§ **Exercise description**: Please return the stretch of lines from the first one through the line containing "ad-feature: 16,000+ Cashless", both ends included, copied character for character.

§ **Dataset records**:
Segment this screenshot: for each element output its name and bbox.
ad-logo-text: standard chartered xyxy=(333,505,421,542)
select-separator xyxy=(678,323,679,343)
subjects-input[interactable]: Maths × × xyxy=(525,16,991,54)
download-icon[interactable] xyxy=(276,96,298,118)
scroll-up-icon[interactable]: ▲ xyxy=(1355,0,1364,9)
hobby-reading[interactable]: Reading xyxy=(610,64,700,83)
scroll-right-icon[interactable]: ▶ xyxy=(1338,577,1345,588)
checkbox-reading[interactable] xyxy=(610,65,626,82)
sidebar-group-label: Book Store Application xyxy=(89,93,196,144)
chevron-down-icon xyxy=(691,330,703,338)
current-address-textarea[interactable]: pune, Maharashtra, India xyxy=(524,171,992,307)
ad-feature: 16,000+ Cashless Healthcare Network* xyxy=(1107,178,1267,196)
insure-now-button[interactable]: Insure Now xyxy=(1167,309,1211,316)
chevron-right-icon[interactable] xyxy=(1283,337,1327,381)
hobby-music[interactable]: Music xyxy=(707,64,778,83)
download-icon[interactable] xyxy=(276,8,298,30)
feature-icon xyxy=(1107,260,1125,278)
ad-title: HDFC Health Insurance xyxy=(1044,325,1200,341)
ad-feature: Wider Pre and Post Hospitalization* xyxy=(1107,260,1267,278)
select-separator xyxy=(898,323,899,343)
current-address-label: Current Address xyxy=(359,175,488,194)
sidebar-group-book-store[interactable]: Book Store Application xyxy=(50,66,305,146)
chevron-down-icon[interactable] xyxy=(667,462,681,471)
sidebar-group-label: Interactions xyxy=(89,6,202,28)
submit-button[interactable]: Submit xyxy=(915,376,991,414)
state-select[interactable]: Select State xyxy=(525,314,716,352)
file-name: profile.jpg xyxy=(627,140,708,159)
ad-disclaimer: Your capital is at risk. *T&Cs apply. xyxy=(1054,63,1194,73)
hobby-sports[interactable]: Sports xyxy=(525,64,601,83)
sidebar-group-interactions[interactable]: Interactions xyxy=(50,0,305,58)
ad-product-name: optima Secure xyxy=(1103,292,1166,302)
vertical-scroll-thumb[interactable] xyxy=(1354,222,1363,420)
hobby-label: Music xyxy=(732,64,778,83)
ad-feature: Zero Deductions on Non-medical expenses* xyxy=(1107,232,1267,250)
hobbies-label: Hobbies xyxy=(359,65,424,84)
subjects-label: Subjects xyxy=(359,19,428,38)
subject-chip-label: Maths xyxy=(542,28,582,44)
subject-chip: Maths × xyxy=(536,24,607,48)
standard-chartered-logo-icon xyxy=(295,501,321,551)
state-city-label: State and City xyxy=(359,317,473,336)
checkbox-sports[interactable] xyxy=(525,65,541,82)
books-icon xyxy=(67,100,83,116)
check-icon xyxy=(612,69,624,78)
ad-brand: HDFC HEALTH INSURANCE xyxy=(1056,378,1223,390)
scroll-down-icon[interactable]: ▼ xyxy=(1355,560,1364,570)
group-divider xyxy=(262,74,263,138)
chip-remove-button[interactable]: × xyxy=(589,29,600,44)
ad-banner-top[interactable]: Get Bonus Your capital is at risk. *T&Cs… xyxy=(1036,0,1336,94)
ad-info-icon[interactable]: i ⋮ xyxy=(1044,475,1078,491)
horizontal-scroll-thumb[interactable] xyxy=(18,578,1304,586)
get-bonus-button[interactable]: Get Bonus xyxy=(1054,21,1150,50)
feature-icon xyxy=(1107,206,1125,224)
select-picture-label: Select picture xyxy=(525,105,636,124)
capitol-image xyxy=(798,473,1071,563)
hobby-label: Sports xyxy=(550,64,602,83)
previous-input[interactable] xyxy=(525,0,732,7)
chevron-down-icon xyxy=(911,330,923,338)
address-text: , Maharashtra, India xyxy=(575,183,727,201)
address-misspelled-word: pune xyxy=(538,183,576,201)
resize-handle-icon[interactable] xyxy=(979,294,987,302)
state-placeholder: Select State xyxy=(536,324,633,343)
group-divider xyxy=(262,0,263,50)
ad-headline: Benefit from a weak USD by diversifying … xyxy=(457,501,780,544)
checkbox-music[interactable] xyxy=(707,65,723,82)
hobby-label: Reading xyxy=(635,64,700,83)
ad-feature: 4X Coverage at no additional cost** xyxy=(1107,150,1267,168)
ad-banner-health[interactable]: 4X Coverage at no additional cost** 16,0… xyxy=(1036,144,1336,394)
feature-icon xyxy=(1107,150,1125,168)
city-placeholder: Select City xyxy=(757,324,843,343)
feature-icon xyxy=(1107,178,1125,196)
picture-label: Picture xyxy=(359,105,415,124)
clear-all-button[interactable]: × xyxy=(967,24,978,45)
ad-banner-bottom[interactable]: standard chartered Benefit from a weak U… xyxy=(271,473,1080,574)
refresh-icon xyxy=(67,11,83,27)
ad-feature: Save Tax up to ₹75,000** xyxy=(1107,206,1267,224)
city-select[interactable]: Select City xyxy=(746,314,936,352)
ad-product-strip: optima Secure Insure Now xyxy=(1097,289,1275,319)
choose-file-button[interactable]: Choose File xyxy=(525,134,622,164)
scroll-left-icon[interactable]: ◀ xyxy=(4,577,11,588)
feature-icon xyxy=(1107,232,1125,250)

§ **Exercise answer**:
Segment this screenshot: for each element output its name and bbox.
ad-logo-text: standard chartered xyxy=(333,505,421,542)
select-separator xyxy=(678,323,679,343)
subjects-input[interactable]: Maths × × xyxy=(525,16,991,54)
download-icon[interactable] xyxy=(276,96,298,118)
scroll-up-icon[interactable]: ▲ xyxy=(1355,0,1364,9)
hobby-reading[interactable]: Reading xyxy=(610,64,700,83)
scroll-right-icon[interactable]: ▶ xyxy=(1338,577,1345,588)
checkbox-reading[interactable] xyxy=(610,65,626,82)
sidebar-group-label: Book Store Application xyxy=(89,93,196,144)
chevron-down-icon xyxy=(691,330,703,338)
current-address-textarea[interactable]: pune, Maharashtra, India xyxy=(524,171,992,307)
ad-feature: 16,000+ Cashless Healthcare Network* xyxy=(1107,178,1267,196)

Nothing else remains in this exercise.